(MATERIAL FOR THIS EXERCISE)

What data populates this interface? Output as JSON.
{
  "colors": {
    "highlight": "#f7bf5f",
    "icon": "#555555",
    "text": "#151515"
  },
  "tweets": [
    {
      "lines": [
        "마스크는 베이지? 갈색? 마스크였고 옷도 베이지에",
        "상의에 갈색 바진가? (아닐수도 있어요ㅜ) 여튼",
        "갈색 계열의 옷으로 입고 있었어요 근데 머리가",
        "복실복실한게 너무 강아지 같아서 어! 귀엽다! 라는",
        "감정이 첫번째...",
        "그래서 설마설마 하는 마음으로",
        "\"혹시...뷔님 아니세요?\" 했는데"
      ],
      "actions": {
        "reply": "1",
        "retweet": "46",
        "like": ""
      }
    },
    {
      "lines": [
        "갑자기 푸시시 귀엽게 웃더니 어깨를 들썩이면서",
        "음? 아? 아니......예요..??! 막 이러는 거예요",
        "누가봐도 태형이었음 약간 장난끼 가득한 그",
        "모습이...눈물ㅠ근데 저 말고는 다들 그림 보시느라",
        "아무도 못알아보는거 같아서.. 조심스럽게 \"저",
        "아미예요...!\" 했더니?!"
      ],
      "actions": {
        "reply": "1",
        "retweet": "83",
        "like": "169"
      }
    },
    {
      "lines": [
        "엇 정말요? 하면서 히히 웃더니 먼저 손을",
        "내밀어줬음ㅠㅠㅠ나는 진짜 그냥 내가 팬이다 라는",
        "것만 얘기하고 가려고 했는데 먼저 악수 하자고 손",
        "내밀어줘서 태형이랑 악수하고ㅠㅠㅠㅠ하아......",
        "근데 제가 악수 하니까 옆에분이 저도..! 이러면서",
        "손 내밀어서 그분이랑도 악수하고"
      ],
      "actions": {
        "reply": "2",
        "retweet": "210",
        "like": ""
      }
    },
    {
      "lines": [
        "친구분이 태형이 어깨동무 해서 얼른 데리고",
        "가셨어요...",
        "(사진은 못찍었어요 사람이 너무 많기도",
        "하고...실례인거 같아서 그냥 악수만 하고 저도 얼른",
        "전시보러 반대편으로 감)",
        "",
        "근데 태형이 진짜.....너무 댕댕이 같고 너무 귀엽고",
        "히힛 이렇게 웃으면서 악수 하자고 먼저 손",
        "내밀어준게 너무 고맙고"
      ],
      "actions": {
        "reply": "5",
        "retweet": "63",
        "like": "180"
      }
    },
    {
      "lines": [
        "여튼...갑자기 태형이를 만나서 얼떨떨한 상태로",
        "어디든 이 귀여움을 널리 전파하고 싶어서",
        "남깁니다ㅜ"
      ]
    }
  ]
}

(YOUR GOAL)
Copy out all of the lines above exactly.

(TASK RESPONSE)
What data populates this interface? Output as JSON.
{
  "colors": {
    "highlight": "#f7bf5f",
    "icon": "#555555",
    "text": "#151515"
  },
  "tweets": [
    {
      "lines": [
        "마스크는 베이지? 갈색? 마스크였고 옷도 베이지에",
        "상의에 갈색 바진가? (아닐수도 있어요ㅜ) 여튼",
        "갈색 계열의 옷으로 입고 있었어요 근데 머리가",
        "복실복실한게 너무 강아지 같아서 어! 귀엽다! 라는",
        "감정이 첫번째...",
        "그래서 설마설마 하는 마음으로",
        "\"혹시...뷔님 아니세요?\" 했는데"
      ],
      "actions": {
        "reply": "1",
        "retweet": "46",
        "like": ""
      }
    },
    {
      "lines": [
        "갑자기 푸시시 귀엽게 웃더니 어깨를 들썩이면서",
        "음? 아? 아니......예요..??! 막 이러는 거예요",
        "누가봐도 태형이었음 약간 장난끼 가득한 그",
        "모습이...눈물ㅠ근데 저 말고는 다들 그림 보시느라",
        "아무도 못알아보는거 같아서.. 조심스럽게 \"저",
        "아미예요...!\" 했더니?!"
      ],
      "actions": {
        "reply": "1",
        "retweet": "83",
        "like": "169"
      }
    },
    {
      "lines": [
        "엇 정말요? 하면서 히히 웃더니 먼저 손을",
        "내밀어줬음ㅠㅠㅠ나는 진짜 그냥 내가 팬이다 라는",
        "것만 얘기하고 가려고 했는데 먼저 악수 하자고 손",
        "내밀어줘서 태형이랑 악수하고ㅠㅠㅠㅠ하아......",
        "근데 제가 악수 하니까 옆에분이 저도..! 이러면서",
        "손 내밀어서 그분이랑도 악수하고"
      ],
      "actions": {
        "reply": "2",
        "retweet": "210",
        "like": ""
      }
    },
    {
      "lines": [
        "친구분이 태형이 어깨동무 해서 얼른 데리고",
        "가셨어요...",
        "(사진은 못찍었어요 사람이 너무 많기도",
        "하고...실례인거 같아서 그냥 악수만 하고 저도 얼른",
        "전시보러 반대편으로 감)",
        "",
        "근데 태형이 진짜.....너무 댕댕이 같고 너무 귀엽고",
        "히힛 이렇게 웃으면서 악수 하자고 먼저 손",
        "내밀어준게 너무 고맙고"
      ],
      "actions": {
        "reply": "5",
        "retweet": "63",
        "like": "180"
      }
    },
    {
      "lines": [
        "여튼...갑자기 태형이를 만나서 얼떨떨한 상태로",
        "어디든 이 귀여움을 널리 전파하고 싶어서",
        "남깁니다ㅜ"
      ]
    }
  ]
}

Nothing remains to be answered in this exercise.